-- start of Information shown --
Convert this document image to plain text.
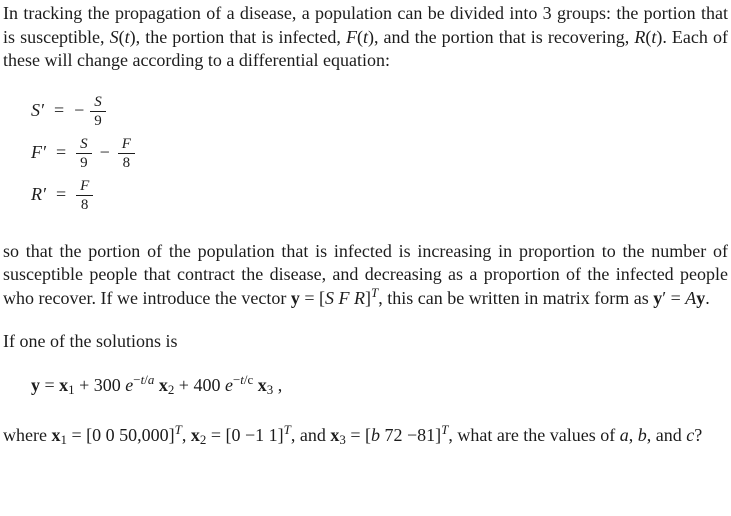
In tracking the propagation of a disease, a population can be divided into 3 groups: the portion that is susceptible, S(t), the portion that is infected, F(t), and the portion that is recovering, R(t). Each of these will change according to a differential equation:

S′ = − $\frac{S}{9}$
$F' = \frac{S}{9} - \frac{F}{8}$
$R' = \frac{F}{8}$

so that the portion of the population that is infected is increasing in proportion to the number of susceptible people that contract the disease, and decreasing as a proportion of the infected people who recover. If we introduce the vector y = [S F R]$^T$, this can be written in matrix form as y′ = Ay.

If one of the solutions is

y = x1 + 300 $e^{-t/a}$ x2 + 400 $e^{-t/c}$ x3 ,

where x1 = [0 0 50,000]$^T$, x2 = [0 −1 1]$^T$, and x3 = [b 72 −81]$^T$, what are the values of a, b, and c?
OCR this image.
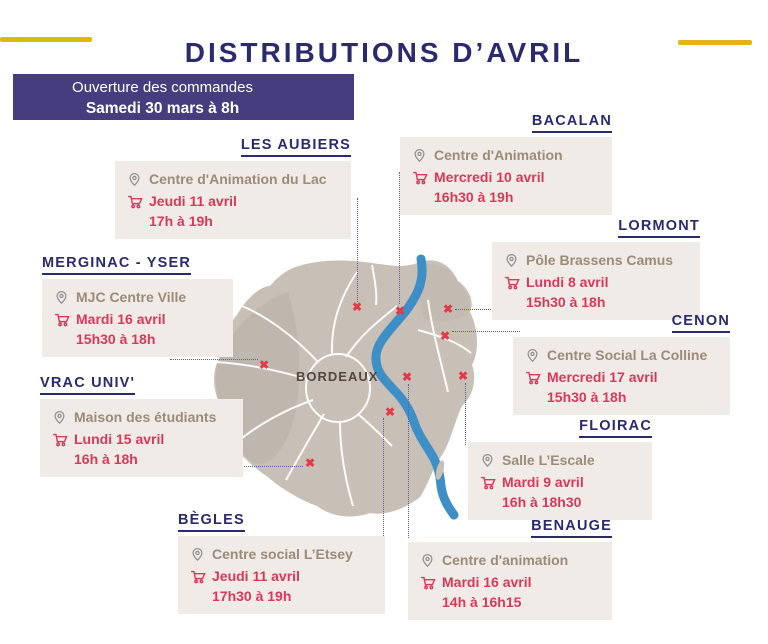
DISTRIBUTIONS D’AVRIL
Ouverture des commandes
Samedi 30 mars à 8h
BORDEAUX
✖	✖	✖
✖
✖
✖	✖
✖
✖
LES AUBIERS
Centre d'Animation du Lac
Jeudi 11 avril
17h à 19h
BACALAN
Centre d'Animation
Mercredi 10 avril
16h30 à 19h
LORMONT
Pôle Brassens Camus
Lundi 8 avril
15h30 à 18h
MERGINAC - YSER
MJC Centre Ville
Mardi 16 avril
15h30 à 18h
CENON
Centre Social La Colline
Mercredi 17 avril
15h30 à 18h
VRAC UNIV'
Maison des étudiants
Lundi 15 avril
16h à 18h
FLOIRAC
Salle L’Escale
Mardi 9 avril
16h à 18h30
BÈGLES
Centre social L’Etsey
Jeudi 11 avril
17h30 à 19h
BENAUGE
Centre d'animation
Mardi 16 avril
14h à 16h15
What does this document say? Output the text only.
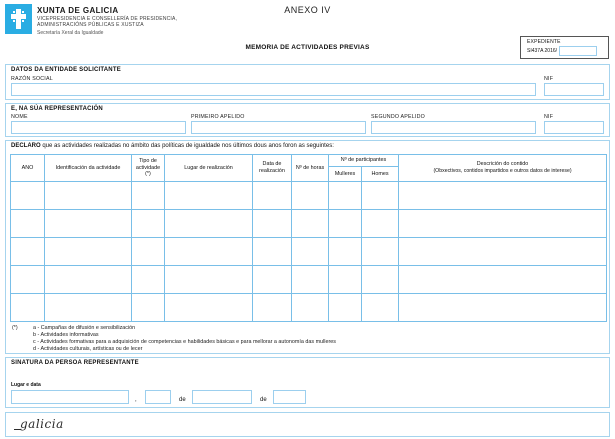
XUNTA DE GALICIA
VICEPRESIDENCIA E CONSELLERÍA DE PRESIDENCIA,
ADMINISTRACIÓNS PÚBLICAS E XUSTIZA
Secretaría Xeral da Igualdade
ANEXO IV
MEMORIA DE ACTIVIDADES PREVIAS
EXPEDIENTE
SI437A 2016/
DATOS DA ENTIDADE SOLICITANTE
RAZÓN SOCIAL	NIF
E, NA SÚA REPRESENTACIÓN
NOME	PRIMEIRO APELIDO	SEGUNDO APELIDO	NIF
DECLARO que as actividades realizadas no ámbito das políticas de igualdade nos últimos dous anos foron as seguintes:
ANO	Identificación da actividade	Tipo de actividade (*)	Lugar de realización	Data de realización	Nº de horas	Nº de participantes		Descrición do contido
(Obxectivos, contidos impartidos e outros datos de interese)

						Mulleres	Homes	

(*)	a - Campañas de difusión e sensibilización
b - Actividades informativas
c - Actividades formativas para a adquisición de competencias e habilidades básicas e para mellorar a autonomía das mulleres
d - Actividades culturais, artísticas ou de lecer
SINATURA DA PERSOA REPRESENTANTE
Lugar e data
,	de	de
galicia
-- end of Information shown --
Show the lines where the word "that" appears in the entries.

In tracking the propagation of a disease, a population can be divided into 3 groups: the portion that is susceptible, S(t), the portion that is infected, F(t), and the portion that is recovering, R(t). Each of these will change according to a differential equation:
so that the portion of the population that is infected is increasing in proportion to the number of susceptible people that contract the disease, and decreasing as a proportion of the infected people who recover. If we introduce the vector y = [S F R]$^T$, this can be written in matrix form as y′ = Ay.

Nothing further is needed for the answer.